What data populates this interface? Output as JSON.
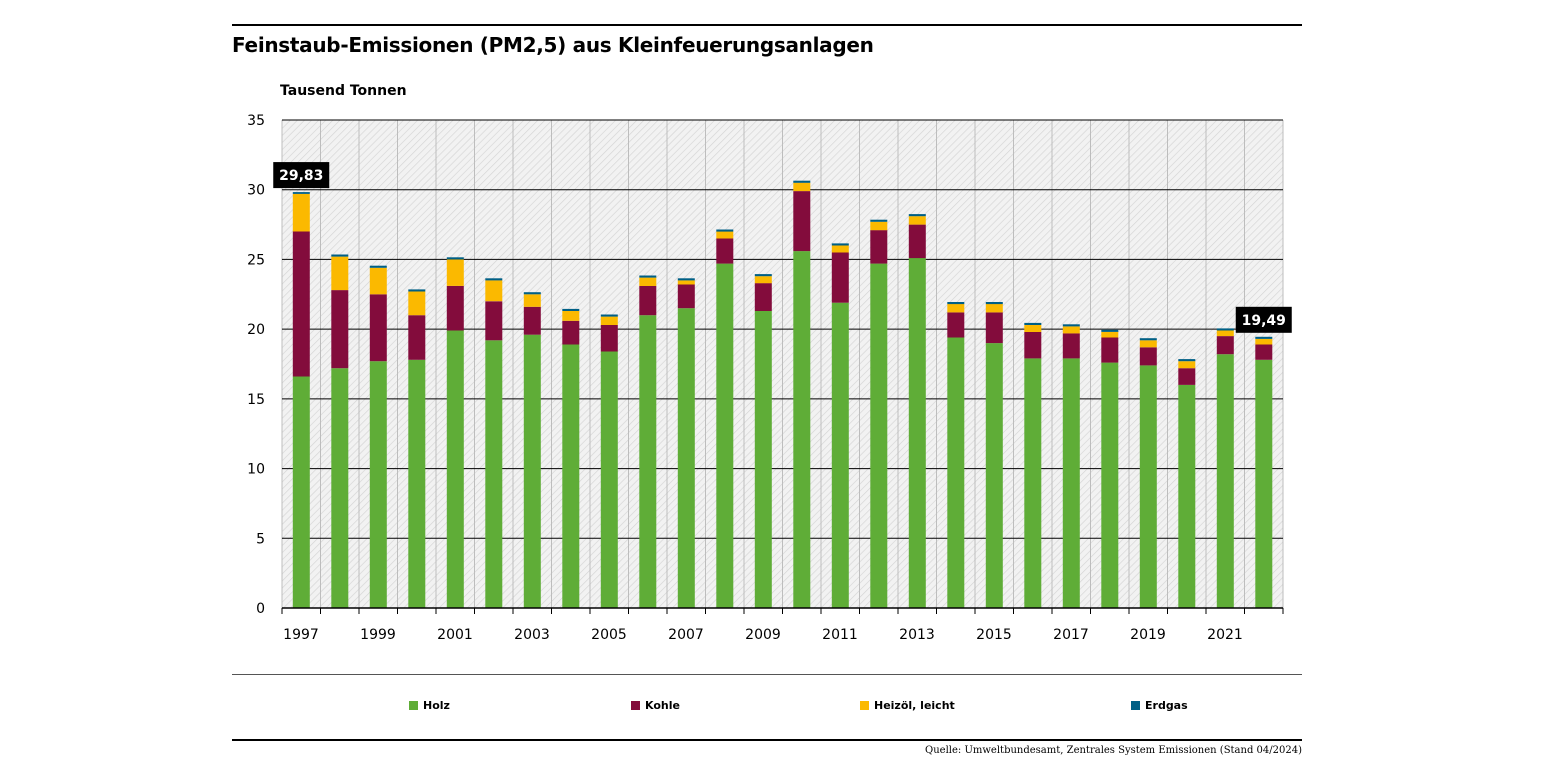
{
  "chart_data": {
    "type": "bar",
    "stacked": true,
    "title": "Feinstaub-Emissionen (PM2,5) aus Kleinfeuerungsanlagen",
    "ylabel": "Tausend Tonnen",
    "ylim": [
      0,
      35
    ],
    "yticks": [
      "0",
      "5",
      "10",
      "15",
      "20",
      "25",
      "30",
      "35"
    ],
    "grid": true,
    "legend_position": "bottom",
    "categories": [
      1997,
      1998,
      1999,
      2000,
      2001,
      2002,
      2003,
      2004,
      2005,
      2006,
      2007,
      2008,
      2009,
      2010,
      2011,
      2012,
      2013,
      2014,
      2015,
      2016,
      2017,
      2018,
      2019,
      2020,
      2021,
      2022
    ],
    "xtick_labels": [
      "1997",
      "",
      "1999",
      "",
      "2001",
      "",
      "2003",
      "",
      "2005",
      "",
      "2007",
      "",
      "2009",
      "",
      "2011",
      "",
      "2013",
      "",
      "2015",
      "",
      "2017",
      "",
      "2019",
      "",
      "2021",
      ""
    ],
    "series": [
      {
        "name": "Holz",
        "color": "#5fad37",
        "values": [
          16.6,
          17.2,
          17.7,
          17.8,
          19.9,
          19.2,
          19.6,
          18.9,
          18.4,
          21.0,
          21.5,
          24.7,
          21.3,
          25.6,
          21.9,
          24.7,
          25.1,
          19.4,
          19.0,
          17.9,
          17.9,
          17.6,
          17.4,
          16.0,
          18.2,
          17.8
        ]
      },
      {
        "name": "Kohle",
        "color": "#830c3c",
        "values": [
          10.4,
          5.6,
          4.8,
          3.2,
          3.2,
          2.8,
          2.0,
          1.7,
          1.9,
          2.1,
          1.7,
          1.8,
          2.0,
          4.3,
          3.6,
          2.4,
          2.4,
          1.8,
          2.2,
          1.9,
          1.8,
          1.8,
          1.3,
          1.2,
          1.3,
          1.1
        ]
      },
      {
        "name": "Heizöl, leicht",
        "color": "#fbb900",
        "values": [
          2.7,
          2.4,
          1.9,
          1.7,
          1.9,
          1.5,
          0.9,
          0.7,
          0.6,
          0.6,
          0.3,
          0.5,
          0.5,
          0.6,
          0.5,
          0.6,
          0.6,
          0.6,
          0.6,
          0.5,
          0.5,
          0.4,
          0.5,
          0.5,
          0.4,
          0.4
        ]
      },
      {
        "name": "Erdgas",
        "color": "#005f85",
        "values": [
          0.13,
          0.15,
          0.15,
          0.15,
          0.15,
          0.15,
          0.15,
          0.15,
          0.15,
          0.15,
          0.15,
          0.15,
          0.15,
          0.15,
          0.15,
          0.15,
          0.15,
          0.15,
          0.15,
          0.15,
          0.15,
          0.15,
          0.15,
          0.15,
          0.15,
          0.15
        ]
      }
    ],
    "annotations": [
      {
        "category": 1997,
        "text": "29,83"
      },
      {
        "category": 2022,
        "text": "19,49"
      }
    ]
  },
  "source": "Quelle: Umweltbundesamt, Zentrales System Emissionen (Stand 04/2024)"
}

---

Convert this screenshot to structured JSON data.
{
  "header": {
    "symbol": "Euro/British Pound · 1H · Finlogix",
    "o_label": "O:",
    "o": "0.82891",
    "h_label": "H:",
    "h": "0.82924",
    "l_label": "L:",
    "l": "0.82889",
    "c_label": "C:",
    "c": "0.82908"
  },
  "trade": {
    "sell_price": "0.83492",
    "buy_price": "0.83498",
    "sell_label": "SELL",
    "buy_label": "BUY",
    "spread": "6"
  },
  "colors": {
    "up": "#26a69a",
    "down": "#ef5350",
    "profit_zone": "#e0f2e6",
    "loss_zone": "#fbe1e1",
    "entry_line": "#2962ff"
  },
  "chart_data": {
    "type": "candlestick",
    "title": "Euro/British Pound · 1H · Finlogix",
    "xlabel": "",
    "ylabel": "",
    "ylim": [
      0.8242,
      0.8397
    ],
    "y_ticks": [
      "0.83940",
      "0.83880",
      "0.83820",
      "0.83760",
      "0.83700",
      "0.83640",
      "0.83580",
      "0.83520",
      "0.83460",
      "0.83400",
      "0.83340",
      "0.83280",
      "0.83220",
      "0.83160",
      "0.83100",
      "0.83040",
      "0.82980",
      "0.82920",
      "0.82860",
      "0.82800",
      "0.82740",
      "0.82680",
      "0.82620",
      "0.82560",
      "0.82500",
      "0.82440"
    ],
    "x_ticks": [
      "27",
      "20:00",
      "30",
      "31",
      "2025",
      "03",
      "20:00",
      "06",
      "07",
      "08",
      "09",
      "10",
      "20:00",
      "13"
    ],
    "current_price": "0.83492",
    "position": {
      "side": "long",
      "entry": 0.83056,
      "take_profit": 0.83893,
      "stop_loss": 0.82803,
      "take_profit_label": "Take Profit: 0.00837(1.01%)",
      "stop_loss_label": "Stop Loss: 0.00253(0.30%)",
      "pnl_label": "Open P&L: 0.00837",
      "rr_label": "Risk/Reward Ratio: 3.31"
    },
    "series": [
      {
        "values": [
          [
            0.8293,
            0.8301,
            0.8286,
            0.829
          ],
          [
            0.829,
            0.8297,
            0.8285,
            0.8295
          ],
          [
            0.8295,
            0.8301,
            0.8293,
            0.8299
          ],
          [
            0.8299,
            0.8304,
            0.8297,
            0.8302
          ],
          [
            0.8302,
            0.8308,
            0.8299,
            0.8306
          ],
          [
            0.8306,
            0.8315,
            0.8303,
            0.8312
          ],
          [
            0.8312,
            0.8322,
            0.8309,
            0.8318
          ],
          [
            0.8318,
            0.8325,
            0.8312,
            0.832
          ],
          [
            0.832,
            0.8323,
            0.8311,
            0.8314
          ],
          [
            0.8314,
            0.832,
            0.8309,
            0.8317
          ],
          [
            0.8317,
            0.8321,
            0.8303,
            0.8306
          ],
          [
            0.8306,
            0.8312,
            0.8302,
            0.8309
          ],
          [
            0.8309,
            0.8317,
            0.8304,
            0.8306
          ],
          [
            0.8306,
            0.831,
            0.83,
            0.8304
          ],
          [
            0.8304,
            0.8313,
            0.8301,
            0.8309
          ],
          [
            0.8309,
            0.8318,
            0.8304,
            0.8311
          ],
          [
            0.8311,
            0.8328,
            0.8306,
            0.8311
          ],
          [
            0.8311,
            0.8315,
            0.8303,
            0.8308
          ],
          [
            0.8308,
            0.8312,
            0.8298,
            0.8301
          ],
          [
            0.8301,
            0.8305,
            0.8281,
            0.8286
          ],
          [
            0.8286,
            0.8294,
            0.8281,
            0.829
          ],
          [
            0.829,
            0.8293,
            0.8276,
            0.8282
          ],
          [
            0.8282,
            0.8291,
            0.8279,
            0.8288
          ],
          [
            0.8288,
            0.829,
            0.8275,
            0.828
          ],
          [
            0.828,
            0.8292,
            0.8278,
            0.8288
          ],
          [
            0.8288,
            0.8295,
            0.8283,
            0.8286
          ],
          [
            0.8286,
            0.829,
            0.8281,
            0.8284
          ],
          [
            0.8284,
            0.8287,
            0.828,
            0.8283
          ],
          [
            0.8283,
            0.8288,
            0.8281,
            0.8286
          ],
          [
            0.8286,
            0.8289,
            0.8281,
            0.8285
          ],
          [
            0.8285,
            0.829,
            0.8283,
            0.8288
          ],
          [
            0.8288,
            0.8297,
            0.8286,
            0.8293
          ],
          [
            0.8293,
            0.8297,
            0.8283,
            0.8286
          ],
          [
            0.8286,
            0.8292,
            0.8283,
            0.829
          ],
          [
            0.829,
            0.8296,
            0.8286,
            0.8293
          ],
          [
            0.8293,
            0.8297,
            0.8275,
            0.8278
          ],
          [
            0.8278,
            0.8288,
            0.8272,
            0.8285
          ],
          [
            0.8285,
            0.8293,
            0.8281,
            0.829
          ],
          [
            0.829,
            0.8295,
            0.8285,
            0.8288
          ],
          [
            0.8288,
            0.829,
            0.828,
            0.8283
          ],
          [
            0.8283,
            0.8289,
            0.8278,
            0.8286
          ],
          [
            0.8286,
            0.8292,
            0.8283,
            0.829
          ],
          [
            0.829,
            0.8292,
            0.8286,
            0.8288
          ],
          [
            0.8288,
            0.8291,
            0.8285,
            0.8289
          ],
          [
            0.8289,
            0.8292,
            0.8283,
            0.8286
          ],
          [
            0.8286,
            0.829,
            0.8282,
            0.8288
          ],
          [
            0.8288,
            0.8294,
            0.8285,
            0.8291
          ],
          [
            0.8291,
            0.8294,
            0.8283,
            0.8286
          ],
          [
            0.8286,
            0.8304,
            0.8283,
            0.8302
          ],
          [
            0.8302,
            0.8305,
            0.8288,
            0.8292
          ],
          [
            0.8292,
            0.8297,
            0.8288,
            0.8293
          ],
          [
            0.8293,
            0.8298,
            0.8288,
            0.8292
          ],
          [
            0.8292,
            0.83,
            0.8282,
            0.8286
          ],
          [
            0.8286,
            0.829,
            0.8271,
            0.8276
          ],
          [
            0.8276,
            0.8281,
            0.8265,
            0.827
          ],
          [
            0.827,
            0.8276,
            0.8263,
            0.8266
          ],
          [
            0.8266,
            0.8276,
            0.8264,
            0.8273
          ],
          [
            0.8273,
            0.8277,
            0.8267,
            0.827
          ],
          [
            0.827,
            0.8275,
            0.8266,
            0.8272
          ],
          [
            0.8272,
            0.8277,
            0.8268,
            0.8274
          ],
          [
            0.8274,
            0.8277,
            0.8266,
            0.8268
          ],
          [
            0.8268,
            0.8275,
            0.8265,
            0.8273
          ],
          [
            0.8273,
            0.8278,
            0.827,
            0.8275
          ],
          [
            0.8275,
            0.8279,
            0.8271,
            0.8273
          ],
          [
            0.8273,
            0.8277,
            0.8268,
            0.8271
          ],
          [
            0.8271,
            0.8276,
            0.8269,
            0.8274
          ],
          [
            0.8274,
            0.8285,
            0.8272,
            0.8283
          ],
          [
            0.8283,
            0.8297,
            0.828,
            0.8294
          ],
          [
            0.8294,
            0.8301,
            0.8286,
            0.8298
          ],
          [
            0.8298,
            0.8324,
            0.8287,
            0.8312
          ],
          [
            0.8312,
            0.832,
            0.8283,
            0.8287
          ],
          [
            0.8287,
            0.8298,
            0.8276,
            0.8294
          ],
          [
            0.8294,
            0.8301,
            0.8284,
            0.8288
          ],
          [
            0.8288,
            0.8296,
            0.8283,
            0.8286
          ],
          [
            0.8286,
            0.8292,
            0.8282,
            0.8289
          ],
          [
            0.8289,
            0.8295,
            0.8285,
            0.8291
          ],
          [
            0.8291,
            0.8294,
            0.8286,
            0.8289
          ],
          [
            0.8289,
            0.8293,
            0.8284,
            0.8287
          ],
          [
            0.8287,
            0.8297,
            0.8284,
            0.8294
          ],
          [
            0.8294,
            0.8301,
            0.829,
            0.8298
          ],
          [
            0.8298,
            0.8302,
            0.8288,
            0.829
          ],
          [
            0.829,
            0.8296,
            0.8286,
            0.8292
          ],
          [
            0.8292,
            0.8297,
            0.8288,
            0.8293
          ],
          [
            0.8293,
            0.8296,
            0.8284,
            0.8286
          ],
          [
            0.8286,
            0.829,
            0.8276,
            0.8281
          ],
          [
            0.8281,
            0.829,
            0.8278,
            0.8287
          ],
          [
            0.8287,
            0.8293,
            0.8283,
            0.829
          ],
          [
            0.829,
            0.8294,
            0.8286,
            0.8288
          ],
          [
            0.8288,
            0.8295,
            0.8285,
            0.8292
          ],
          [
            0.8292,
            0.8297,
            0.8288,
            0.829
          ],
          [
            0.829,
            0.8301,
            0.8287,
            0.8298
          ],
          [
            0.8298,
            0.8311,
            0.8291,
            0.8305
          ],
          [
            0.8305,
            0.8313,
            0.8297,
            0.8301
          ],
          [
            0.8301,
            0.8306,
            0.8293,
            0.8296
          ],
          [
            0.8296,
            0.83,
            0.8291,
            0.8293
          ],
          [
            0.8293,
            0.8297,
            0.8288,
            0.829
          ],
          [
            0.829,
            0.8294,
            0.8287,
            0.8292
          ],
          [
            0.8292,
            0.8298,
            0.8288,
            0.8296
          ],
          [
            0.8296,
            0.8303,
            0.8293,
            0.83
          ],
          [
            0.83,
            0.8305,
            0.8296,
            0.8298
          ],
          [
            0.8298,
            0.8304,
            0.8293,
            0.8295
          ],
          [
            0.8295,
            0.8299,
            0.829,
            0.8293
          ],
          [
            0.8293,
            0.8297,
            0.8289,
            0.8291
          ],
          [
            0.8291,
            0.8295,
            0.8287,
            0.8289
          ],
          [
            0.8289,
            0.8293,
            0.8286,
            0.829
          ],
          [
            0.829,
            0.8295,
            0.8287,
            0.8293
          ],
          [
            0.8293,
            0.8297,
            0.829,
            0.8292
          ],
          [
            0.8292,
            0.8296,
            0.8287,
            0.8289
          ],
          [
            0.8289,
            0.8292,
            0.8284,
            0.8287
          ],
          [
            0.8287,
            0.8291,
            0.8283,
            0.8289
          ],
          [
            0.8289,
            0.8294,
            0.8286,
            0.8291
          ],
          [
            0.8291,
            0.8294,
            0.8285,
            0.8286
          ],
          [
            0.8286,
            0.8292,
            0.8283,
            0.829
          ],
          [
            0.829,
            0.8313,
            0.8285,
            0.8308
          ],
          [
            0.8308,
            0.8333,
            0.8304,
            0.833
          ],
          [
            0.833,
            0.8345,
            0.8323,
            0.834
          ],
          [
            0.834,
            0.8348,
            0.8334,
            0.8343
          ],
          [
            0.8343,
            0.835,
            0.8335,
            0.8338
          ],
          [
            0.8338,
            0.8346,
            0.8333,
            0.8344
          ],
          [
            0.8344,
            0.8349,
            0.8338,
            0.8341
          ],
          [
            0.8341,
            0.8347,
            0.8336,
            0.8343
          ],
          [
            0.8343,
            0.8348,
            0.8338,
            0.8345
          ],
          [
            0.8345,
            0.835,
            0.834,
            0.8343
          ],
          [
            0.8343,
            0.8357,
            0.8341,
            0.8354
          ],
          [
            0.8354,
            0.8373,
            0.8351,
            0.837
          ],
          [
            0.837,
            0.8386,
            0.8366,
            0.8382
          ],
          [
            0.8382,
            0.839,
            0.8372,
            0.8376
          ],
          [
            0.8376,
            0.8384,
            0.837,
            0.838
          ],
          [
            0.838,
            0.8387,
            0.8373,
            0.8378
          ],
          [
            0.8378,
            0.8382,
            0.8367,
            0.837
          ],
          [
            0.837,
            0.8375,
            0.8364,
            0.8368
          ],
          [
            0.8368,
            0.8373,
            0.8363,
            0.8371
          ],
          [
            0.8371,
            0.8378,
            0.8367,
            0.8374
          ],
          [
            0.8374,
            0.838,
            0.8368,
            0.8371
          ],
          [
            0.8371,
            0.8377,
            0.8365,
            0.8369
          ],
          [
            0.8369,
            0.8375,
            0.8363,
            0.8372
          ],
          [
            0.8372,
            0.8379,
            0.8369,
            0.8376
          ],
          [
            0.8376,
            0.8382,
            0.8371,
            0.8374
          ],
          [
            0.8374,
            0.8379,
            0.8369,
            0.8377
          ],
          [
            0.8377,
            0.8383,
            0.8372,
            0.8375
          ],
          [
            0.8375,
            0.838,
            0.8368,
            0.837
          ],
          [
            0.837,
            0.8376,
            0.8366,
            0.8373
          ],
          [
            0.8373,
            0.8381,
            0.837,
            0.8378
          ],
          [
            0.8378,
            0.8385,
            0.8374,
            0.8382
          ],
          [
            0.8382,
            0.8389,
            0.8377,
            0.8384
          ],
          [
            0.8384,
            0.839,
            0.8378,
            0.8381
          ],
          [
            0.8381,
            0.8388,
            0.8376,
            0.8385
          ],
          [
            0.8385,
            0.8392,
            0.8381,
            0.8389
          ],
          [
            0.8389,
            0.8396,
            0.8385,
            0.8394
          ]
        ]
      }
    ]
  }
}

Requirement:
Identify and copy all lines with the word "British".

Result of the task:
    "symbol": "Euro/British Pound · 1H · Finlogix",
    "title": "Euro/British Pound · 1H · Finlogix",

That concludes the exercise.